▶ **RECORDED DATA**:

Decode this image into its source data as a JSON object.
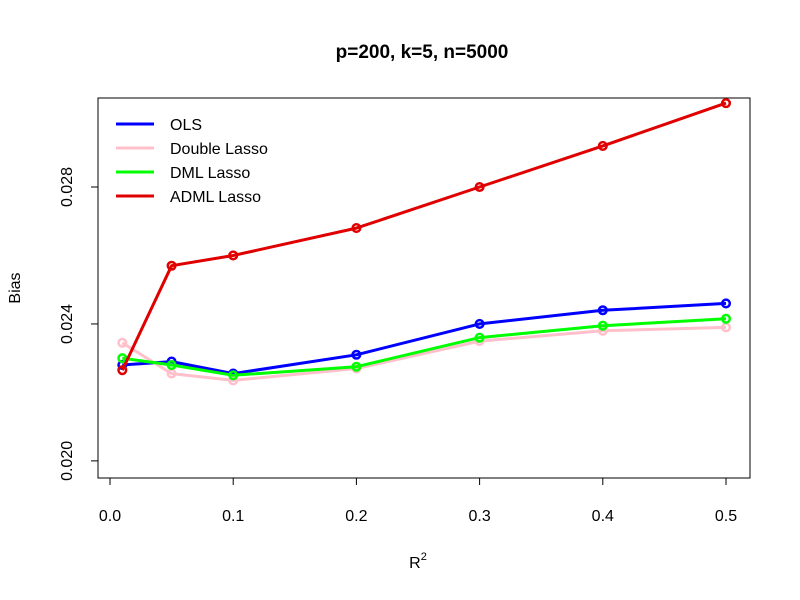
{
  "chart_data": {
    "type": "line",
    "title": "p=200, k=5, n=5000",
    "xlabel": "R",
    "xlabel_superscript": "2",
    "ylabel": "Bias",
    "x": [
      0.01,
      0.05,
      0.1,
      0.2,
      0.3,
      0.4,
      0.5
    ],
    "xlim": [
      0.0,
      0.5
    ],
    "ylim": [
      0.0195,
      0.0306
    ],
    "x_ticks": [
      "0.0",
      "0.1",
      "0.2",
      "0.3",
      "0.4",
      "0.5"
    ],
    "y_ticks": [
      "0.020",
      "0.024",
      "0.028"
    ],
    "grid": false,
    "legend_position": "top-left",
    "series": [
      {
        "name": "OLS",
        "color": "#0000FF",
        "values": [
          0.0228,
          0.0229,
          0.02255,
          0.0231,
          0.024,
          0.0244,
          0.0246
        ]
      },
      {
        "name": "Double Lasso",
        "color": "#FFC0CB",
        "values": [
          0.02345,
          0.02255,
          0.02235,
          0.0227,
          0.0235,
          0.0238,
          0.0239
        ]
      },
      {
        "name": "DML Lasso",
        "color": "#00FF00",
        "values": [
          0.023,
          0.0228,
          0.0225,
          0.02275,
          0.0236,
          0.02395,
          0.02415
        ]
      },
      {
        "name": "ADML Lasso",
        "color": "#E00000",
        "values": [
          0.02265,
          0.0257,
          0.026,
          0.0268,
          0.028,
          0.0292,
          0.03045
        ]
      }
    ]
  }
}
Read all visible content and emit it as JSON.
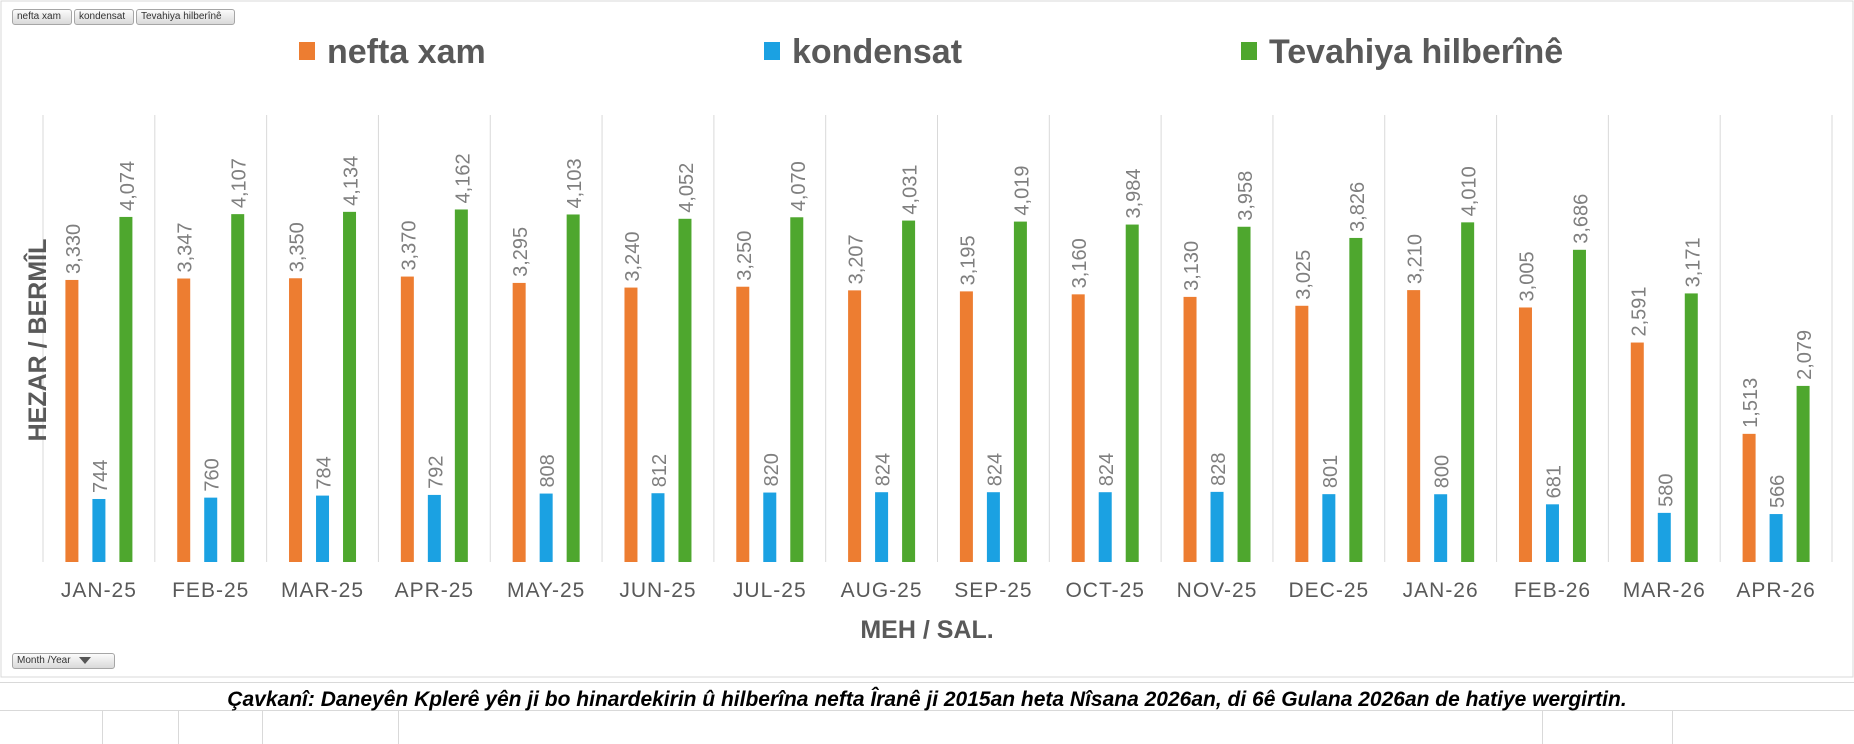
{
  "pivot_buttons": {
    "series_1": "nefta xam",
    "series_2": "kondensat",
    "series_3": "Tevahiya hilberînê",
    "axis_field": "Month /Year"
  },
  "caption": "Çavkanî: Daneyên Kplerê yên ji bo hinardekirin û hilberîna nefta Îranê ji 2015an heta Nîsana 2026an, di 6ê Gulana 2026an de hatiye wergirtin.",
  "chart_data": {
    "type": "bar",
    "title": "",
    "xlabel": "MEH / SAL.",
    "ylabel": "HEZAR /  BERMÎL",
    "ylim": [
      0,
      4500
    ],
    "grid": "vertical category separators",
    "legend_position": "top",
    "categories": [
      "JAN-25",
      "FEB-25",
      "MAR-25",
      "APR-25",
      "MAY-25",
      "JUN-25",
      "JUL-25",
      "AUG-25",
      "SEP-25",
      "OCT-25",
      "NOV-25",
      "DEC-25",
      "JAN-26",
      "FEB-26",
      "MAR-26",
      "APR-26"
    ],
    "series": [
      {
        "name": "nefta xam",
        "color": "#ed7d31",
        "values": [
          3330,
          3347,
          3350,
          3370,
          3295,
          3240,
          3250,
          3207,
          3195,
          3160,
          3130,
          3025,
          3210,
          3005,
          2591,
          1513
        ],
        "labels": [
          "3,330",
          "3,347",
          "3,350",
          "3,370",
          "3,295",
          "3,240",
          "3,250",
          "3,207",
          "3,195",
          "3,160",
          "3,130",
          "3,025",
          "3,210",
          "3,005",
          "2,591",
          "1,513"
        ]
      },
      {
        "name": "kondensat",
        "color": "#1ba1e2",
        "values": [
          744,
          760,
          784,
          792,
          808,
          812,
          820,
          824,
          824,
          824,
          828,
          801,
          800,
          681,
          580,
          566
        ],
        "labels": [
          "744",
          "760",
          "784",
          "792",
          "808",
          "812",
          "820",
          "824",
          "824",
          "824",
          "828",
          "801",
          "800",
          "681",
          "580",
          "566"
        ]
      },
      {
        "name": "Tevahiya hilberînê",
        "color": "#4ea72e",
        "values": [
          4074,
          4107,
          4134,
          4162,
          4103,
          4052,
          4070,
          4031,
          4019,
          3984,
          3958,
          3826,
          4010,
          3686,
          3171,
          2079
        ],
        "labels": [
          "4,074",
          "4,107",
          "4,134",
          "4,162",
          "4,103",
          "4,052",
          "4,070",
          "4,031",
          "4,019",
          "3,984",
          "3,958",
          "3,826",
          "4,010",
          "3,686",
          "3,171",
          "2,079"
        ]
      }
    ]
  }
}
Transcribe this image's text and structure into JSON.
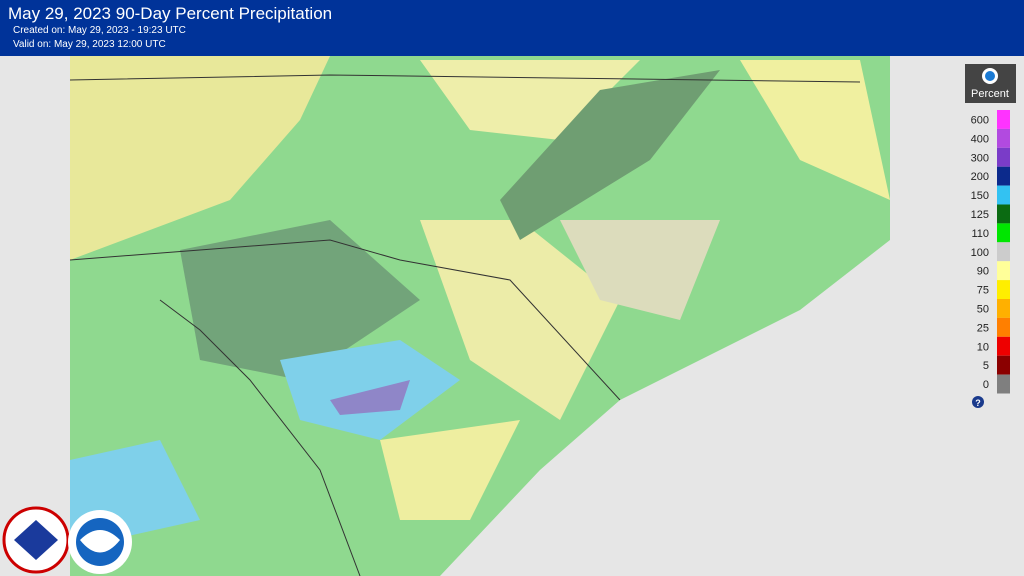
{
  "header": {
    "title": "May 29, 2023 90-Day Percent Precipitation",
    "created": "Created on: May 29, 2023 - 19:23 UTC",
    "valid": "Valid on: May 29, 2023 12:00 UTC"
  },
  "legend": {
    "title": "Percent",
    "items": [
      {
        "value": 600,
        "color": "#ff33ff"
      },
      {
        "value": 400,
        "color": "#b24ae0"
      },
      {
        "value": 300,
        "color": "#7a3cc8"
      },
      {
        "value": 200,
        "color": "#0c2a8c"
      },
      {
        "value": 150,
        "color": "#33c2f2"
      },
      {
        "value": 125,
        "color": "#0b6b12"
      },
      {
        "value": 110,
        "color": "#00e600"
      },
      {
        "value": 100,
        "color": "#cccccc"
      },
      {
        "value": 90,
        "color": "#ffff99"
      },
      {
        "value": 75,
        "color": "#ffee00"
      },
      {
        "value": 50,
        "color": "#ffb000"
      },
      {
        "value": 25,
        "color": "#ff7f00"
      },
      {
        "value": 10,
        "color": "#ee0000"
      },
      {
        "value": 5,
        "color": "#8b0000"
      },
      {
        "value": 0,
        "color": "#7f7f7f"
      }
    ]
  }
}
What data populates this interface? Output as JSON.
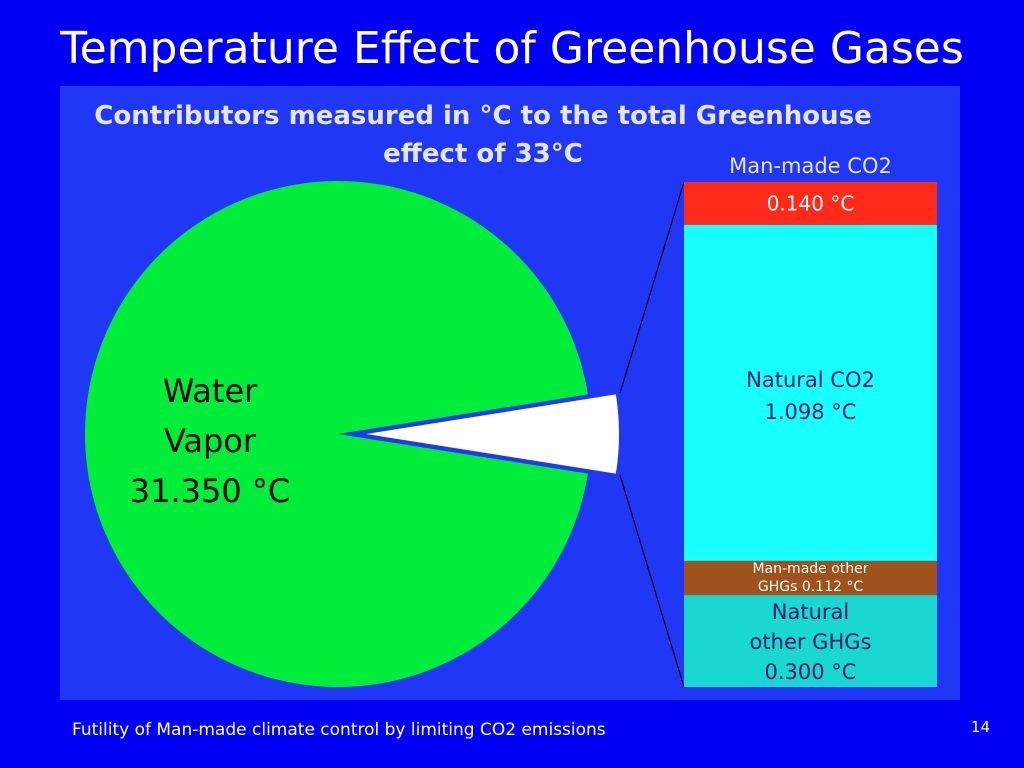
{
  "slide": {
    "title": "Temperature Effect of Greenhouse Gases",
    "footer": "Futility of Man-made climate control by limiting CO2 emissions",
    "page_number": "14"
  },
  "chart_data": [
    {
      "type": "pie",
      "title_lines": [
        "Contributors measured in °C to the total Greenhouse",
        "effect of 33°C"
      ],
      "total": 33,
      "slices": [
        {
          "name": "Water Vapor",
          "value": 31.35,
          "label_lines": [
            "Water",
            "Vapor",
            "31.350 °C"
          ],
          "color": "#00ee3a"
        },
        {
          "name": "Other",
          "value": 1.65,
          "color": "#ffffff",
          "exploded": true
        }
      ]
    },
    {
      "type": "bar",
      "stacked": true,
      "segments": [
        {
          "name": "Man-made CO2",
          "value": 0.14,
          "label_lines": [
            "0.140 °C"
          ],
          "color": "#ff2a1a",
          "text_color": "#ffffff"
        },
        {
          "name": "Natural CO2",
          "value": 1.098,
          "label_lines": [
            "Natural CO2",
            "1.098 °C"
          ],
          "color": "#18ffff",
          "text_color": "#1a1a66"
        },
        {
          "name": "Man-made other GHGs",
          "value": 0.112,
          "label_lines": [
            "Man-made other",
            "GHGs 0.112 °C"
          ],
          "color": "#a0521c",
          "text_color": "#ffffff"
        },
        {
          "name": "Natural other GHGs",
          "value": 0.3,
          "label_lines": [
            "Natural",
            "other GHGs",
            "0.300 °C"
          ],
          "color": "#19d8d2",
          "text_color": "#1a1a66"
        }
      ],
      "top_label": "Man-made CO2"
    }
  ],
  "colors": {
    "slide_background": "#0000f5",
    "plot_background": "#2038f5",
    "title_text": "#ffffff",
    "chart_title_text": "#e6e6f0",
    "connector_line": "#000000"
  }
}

▶ **WRITTEN PROBLEM**: Pick out each line above that includes "nefta" and show it.

▶ **WORKED ANSWER**:
    "series_1": "nefta xam",
  "caption": "Çavkanî: Daneyên Kplerê yên ji bo hinardekirin û hilberîna nefta Îranê ji 2015an heta Nîsana 2026an, di 6ê Gulana 2026an de hatiye wergirtin.",
        "name": "nefta xam",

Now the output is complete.